#### [Your goal]
Nothing should be left out: output all of the entries exactly.

======== Supplied material ========

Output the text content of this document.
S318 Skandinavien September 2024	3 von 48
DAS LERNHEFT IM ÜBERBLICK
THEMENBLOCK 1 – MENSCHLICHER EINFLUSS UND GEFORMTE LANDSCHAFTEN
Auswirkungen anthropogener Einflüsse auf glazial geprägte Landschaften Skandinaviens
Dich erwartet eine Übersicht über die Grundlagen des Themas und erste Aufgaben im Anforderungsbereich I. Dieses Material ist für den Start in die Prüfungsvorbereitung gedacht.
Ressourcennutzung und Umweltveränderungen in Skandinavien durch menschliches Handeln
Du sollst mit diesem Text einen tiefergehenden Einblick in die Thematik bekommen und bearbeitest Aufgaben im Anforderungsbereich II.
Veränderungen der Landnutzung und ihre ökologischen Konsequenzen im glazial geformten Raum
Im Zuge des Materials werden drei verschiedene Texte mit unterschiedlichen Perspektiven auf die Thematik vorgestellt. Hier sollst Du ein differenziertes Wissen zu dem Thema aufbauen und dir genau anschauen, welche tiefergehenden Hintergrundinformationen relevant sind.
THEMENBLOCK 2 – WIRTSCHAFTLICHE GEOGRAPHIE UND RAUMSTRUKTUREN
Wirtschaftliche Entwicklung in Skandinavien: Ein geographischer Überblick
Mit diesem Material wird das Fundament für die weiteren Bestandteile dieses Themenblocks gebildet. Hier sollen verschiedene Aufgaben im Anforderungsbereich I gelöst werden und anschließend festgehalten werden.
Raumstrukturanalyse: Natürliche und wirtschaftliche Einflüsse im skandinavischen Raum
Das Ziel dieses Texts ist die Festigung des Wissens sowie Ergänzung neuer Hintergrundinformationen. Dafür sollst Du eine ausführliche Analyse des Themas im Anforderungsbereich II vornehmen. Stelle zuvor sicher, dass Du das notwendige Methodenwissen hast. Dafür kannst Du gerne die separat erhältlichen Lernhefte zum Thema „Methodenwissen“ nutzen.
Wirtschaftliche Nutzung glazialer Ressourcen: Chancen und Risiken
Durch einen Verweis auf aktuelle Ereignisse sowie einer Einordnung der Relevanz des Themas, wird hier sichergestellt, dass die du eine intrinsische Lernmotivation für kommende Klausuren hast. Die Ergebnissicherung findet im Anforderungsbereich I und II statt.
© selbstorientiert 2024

========

#### [Answer to this exercise]
Output the text content of this document.
S318 Skandinavien September 2024	3 von 48
DAS LERNHEFT IM ÜBERBLICK
THEMENBLOCK 1 – MENSCHLICHER EINFLUSS UND GEFORMTE LANDSCHAFTEN
Auswirkungen anthropogener Einflüsse auf glazial geprägte Landschaften Skandinaviens
Dich erwartet eine Übersicht über die Grundlagen des Themas und erste Aufgaben im Anforderungsbereich I. Dieses Material ist für den Start in die Prüfungsvorbereitung gedacht.
Ressourcennutzung und Umweltveränderungen in Skandinavien durch menschliches Handeln
Du sollst mit diesem Text einen tiefergehenden Einblick in die Thematik bekommen und bearbeitest Aufgaben im Anforderungsbereich II.
Veränderungen der Landnutzung und ihre ökologischen Konsequenzen im glazial geformten Raum
Im Zuge des Materials werden drei verschiedene Texte mit unterschiedlichen Perspektiven auf die Thematik vorgestellt. Hier sollst Du ein differenziertes Wissen zu dem Thema aufbauen und dir genau anschauen, welche tiefergehenden Hintergrundinformationen relevant sind.
THEMENBLOCK 2 – WIRTSCHAFTLICHE GEOGRAPHIE UND RAUMSTRUKTUREN
Wirtschaftliche Entwicklung in Skandinavien: Ein geographischer Überblick
Mit diesem Material wird das Fundament für die weiteren Bestandteile dieses Themenblocks gebildet. Hier sollen verschiedene Aufgaben im Anforderungsbereich I gelöst werden und anschließend festgehalten werden.
Raumstrukturanalyse: Natürliche und wirtschaftliche Einflüsse im skandinavischen Raum
Das Ziel dieses Texts ist die Festigung des Wissens sowie Ergänzung neuer Hintergrundinformationen. Dafür sollst Du eine ausführliche Analyse des Themas im Anforderungsbereich II vornehmen. Stelle zuvor sicher, dass Du das notwendige Methodenwissen hast. Dafür kannst Du gerne die separat erhältlichen Lernhefte zum Thema „Methodenwissen“ nutzen.
Wirtschaftliche Nutzung glazialer Ressourcen: Chancen und Risiken
Durch einen Verweis auf aktuelle Ereignisse sowie einer Einordnung der Relevanz des Themas, wird hier sichergestellt, dass die du eine intrinsische Lernmotivation für kommende Klausuren hast. Die Ergebnissicherung findet im Anforderungsbereich I und II statt.
© selbstorientiert 2024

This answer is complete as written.